**Task directions**
Look through the records that follow. Copy every line containing the word "this".

# # # # # # #

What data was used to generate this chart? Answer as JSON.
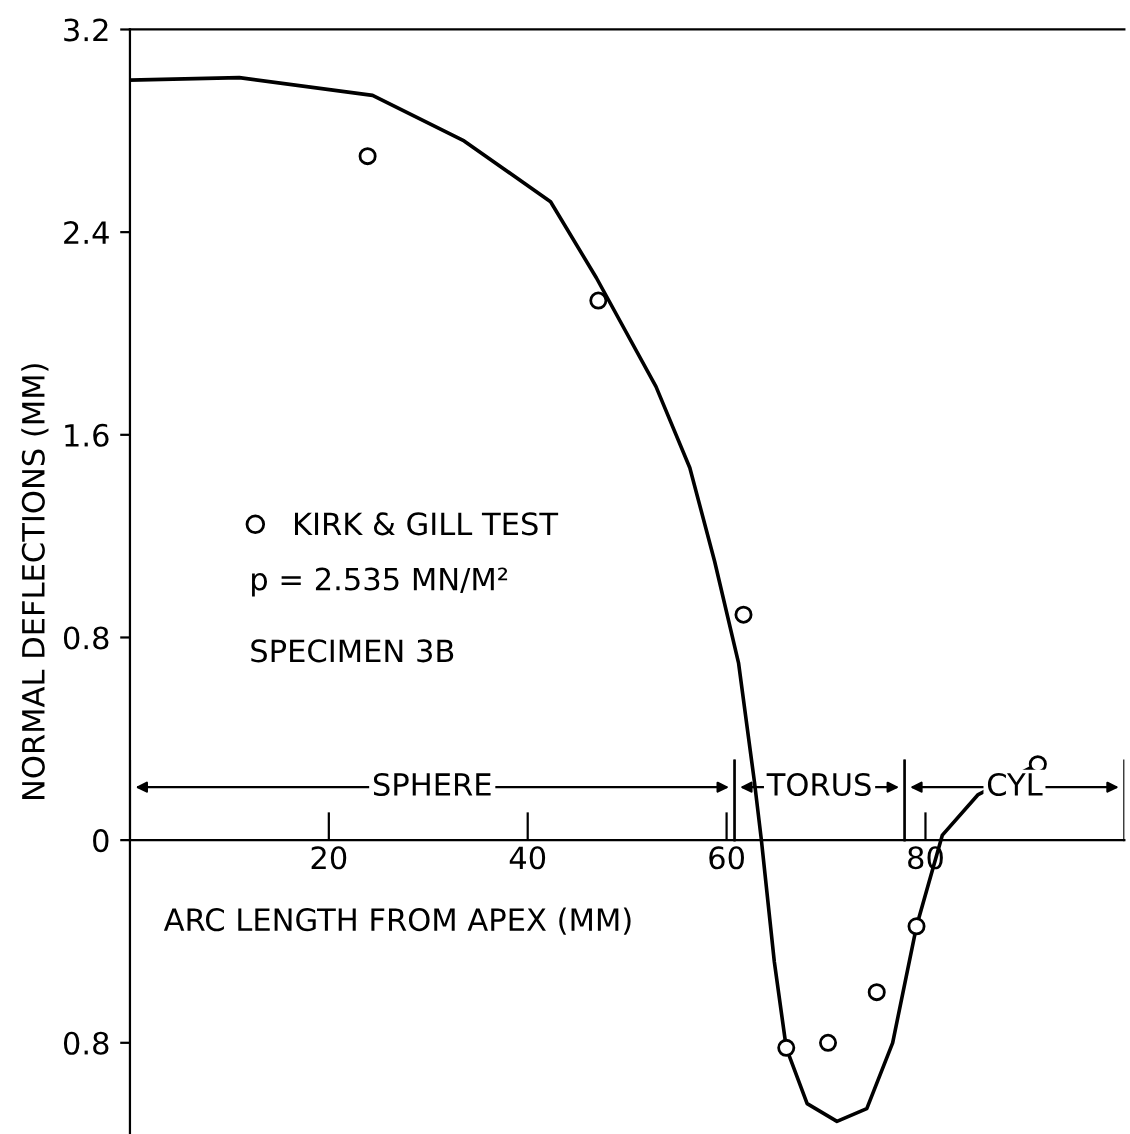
{
  "chart_data": {
    "type": "line",
    "xlabel": "ARC LENGTH FROM APEX (MM)",
    "ylabel": "NORMAL DEFLECTIONS (MM)",
    "xlim": [
      0,
      100
    ],
    "xticks": [
      20,
      40,
      60,
      80
    ],
    "ylim": [
      -1.16,
      3.2
    ],
    "yticks": [
      3.2,
      2.4,
      1.6,
      0.8,
      0,
      {
        "value": -0.8,
        "label": "0.8"
      }
    ],
    "series": [
      {
        "color": "#000000",
        "x": [
          0,
          11,
          24.4,
          33.6,
          42.3,
          46.9,
          52.9,
          56.3,
          58.8,
          61.2,
          62.8,
          63.5,
          64.8,
          66.0,
          68.1,
          71.1,
          74.1,
          76.7,
          79.1,
          81.7,
          85.3,
          91.3
        ],
        "values": [
          3.0,
          3.01,
          2.94,
          2.76,
          2.52,
          2.22,
          1.79,
          1.47,
          1.1,
          0.7,
          0.23,
          0,
          -0.48,
          -0.82,
          -1.04,
          -1.11,
          -1.06,
          -0.8,
          -0.34,
          0.02,
          0.18,
          0.3
        ]
      },
      {
        "type": "scatter",
        "name": "KIRK & GILL TEST",
        "color": "#000000",
        "marker": "circle",
        "x": [
          23.9,
          47.1,
          61.7,
          66.0,
          70.2,
          75.1,
          79.1,
          91.3
        ],
        "values": [
          2.7,
          2.13,
          0.89,
          -0.82,
          -0.8,
          -0.6,
          -0.34,
          0.3
        ]
      }
    ],
    "annotations": [
      "SPHERE",
      "TORUS",
      "CYL",
      "p = 2.535 MN/M²",
      "SPECIMEN 3B"
    ],
    "legend": "left",
    "grid": false
  }
}
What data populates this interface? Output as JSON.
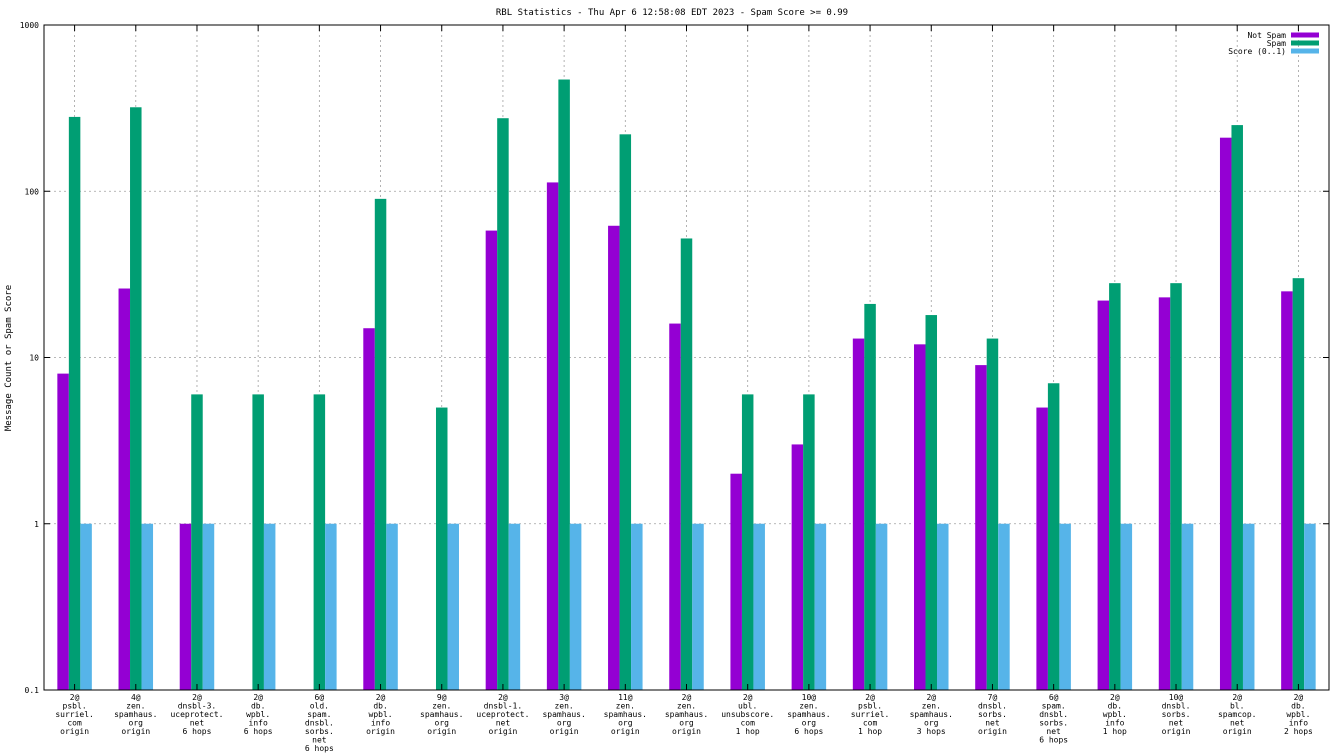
{
  "chart_data": {
    "type": "bar",
    "title": "RBL Statistics - Thu Apr  6 12:58:08 EDT 2023 - Spam Score >= 0.99",
    "xlabel": "",
    "ylabel": "Message Count or Spam Score",
    "yscale": "log",
    "ylim": [
      0.1,
      1000
    ],
    "yticks": [
      {
        "value": 1000,
        "label": "1000"
      },
      {
        "value": 100,
        "label": "100"
      },
      {
        "value": 10,
        "label": "10"
      },
      {
        "value": 1,
        "label": "1"
      },
      {
        "value": 0.1,
        "label": "0.1"
      }
    ],
    "grid": true,
    "legend_position": "top-right",
    "categories": [
      [
        "2@",
        "psbl.",
        "surriel.",
        "com",
        "origin"
      ],
      [
        "4@",
        "zen.",
        "spamhaus.",
        "org",
        "origin"
      ],
      [
        "2@",
        "dnsbl-3.",
        "uceprotect.",
        "net",
        "6 hops"
      ],
      [
        "2@",
        "db.",
        "wpbl.",
        "info",
        "6 hops"
      ],
      [
        "6@",
        "old.",
        "spam.",
        "dnsbl.",
        "sorbs.",
        "net",
        "6 hops"
      ],
      [
        "2@",
        "db.",
        "wpbl.",
        "info",
        "origin"
      ],
      [
        "9@",
        "zen.",
        "spamhaus.",
        "org",
        "origin"
      ],
      [
        "2@",
        "dnsbl-1.",
        "uceprotect.",
        "net",
        "origin"
      ],
      [
        "3@",
        "zen.",
        "spamhaus.",
        "org",
        "origin"
      ],
      [
        "11@",
        "zen.",
        "spamhaus.",
        "org",
        "origin"
      ],
      [
        "2@",
        "zen.",
        "spamhaus.",
        "org",
        "origin"
      ],
      [
        "2@",
        "ubl.",
        "unsubscore.",
        "com",
        "1 hop"
      ],
      [
        "10@",
        "zen.",
        "spamhaus.",
        "org",
        "6 hops"
      ],
      [
        "2@",
        "psbl.",
        "surriel.",
        "com",
        "1 hop"
      ],
      [
        "2@",
        "zen.",
        "spamhaus.",
        "org",
        "3 hops"
      ],
      [
        "7@",
        "dnsbl.",
        "sorbs.",
        "net",
        "origin"
      ],
      [
        "6@",
        "spam.",
        "dnsbl.",
        "sorbs.",
        "net",
        "6 hops"
      ],
      [
        "2@",
        "db.",
        "wpbl.",
        "info",
        "1 hop"
      ],
      [
        "10@",
        "dnsbl.",
        "sorbs.",
        "net",
        "origin"
      ],
      [
        "2@",
        "bl.",
        "spamcop.",
        "net",
        "origin"
      ],
      [
        "2@",
        "db.",
        "wpbl.",
        "info",
        "2 hops"
      ]
    ],
    "series": [
      {
        "name": "Not Spam",
        "color": "#9400d3",
        "values": [
          8,
          26,
          1,
          0,
          0,
          15,
          0,
          58,
          113,
          62,
          16,
          2,
          3,
          13,
          12,
          9,
          5,
          22,
          23,
          210,
          25
        ]
      },
      {
        "name": "Spam",
        "color": "#009e73",
        "values": [
          280,
          320,
          6,
          6,
          6,
          90,
          5,
          275,
          470,
          220,
          52,
          6,
          6,
          21,
          18,
          13,
          7,
          28,
          28,
          250,
          30
        ]
      },
      {
        "name": "Score (0..1)",
        "color": "#56b4e9",
        "values": [
          1,
          1,
          1,
          1,
          1,
          1,
          1,
          1,
          1,
          1,
          1,
          1,
          1,
          1,
          1,
          1,
          1,
          1,
          1,
          1,
          1
        ]
      }
    ]
  }
}
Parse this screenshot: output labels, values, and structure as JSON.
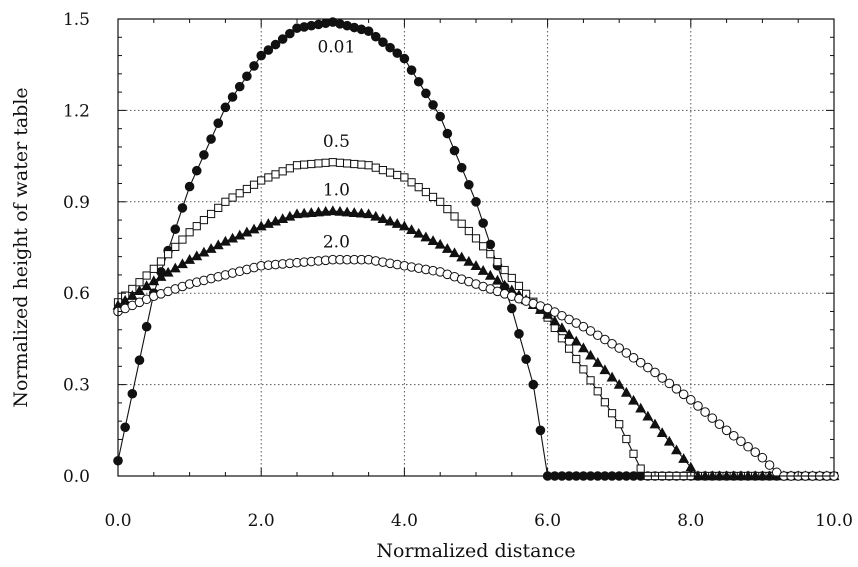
{
  "chart_data": {
    "type": "line",
    "title": "",
    "xlabel": "Normalized distance",
    "ylabel": "Normalized height of water table",
    "xlim": [
      0,
      10
    ],
    "ylim": [
      0,
      1.5
    ],
    "x_ticks": [
      0,
      2,
      4,
      6,
      8,
      10
    ],
    "x_tick_labels": [
      "0.0",
      "2.0",
      "4.0",
      "6.0",
      "8.0",
      "10.0"
    ],
    "y_ticks": [
      0,
      0.3,
      0.6,
      0.9,
      1.2,
      1.5
    ],
    "y_tick_labels": [
      "0.0",
      "0.3",
      "0.6",
      "0.9",
      "1.2",
      "1.5"
    ],
    "grid": true,
    "legend": "none (curves labeled inline)",
    "series": [
      {
        "name": "0.01",
        "marker": "filled-circle",
        "points": [
          [
            0,
            0.05
          ],
          [
            0.5,
            0.6
          ],
          [
            1.0,
            0.95
          ],
          [
            1.5,
            1.21
          ],
          [
            2.0,
            1.38
          ],
          [
            2.5,
            1.47
          ],
          [
            3.0,
            1.49
          ],
          [
            3.5,
            1.46
          ],
          [
            4.0,
            1.37
          ],
          [
            4.5,
            1.18
          ],
          [
            5.0,
            0.9
          ],
          [
            5.5,
            0.55
          ],
          [
            5.8,
            0.3
          ],
          [
            6.0,
            0.0
          ],
          [
            10.0,
            0.0
          ]
        ]
      },
      {
        "name": "0.5",
        "marker": "open-square",
        "points": [
          [
            0,
            0.57
          ],
          [
            0.5,
            0.68
          ],
          [
            1.0,
            0.8
          ],
          [
            1.5,
            0.9
          ],
          [
            2.0,
            0.97
          ],
          [
            2.5,
            1.02
          ],
          [
            3.0,
            1.03
          ],
          [
            3.5,
            1.02
          ],
          [
            4.0,
            0.98
          ],
          [
            4.5,
            0.9
          ],
          [
            5.0,
            0.78
          ],
          [
            5.5,
            0.65
          ],
          [
            6.0,
            0.52
          ],
          [
            6.5,
            0.35
          ],
          [
            7.0,
            0.17
          ],
          [
            7.35,
            0.0
          ],
          [
            10.0,
            0.0
          ]
        ]
      },
      {
        "name": "1.0",
        "marker": "filled-triangle",
        "points": [
          [
            0,
            0.56
          ],
          [
            0.5,
            0.64
          ],
          [
            1.0,
            0.71
          ],
          [
            1.5,
            0.77
          ],
          [
            2.0,
            0.82
          ],
          [
            2.5,
            0.86
          ],
          [
            3.0,
            0.87
          ],
          [
            3.5,
            0.86
          ],
          [
            4.0,
            0.82
          ],
          [
            4.5,
            0.76
          ],
          [
            5.0,
            0.69
          ],
          [
            5.5,
            0.61
          ],
          [
            6.0,
            0.53
          ],
          [
            6.5,
            0.42
          ],
          [
            7.0,
            0.3
          ],
          [
            7.5,
            0.17
          ],
          [
            8.1,
            0.0
          ],
          [
            10.0,
            0.0
          ]
        ]
      },
      {
        "name": "2.0",
        "marker": "open-circle",
        "points": [
          [
            0,
            0.54
          ],
          [
            0.5,
            0.59
          ],
          [
            1.0,
            0.63
          ],
          [
            1.5,
            0.66
          ],
          [
            2.0,
            0.69
          ],
          [
            2.5,
            0.7
          ],
          [
            3.0,
            0.71
          ],
          [
            3.5,
            0.71
          ],
          [
            4.0,
            0.69
          ],
          [
            4.5,
            0.67
          ],
          [
            5.0,
            0.63
          ],
          [
            5.5,
            0.59
          ],
          [
            6.0,
            0.55
          ],
          [
            6.5,
            0.49
          ],
          [
            7.0,
            0.42
          ],
          [
            7.5,
            0.34
          ],
          [
            8.0,
            0.25
          ],
          [
            8.5,
            0.15
          ],
          [
            9.0,
            0.06
          ],
          [
            9.25,
            0.0
          ],
          [
            10.0,
            0.0
          ]
        ]
      }
    ],
    "curve_labels": [
      {
        "text": "0.01",
        "x": 3.05,
        "y": 1.39
      },
      {
        "text": "0.5",
        "x": 3.05,
        "y": 1.08
      },
      {
        "text": "1.0",
        "x": 3.05,
        "y": 0.92
      },
      {
        "text": "2.0",
        "x": 3.05,
        "y": 0.75
      }
    ]
  }
}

# # # # # # #

**Task solution**
What data was used to generate this chart? Answer as JSON.
What data populates this interface? Output as JSON.
Parse this screenshot: output labels, values, and structure as JSON.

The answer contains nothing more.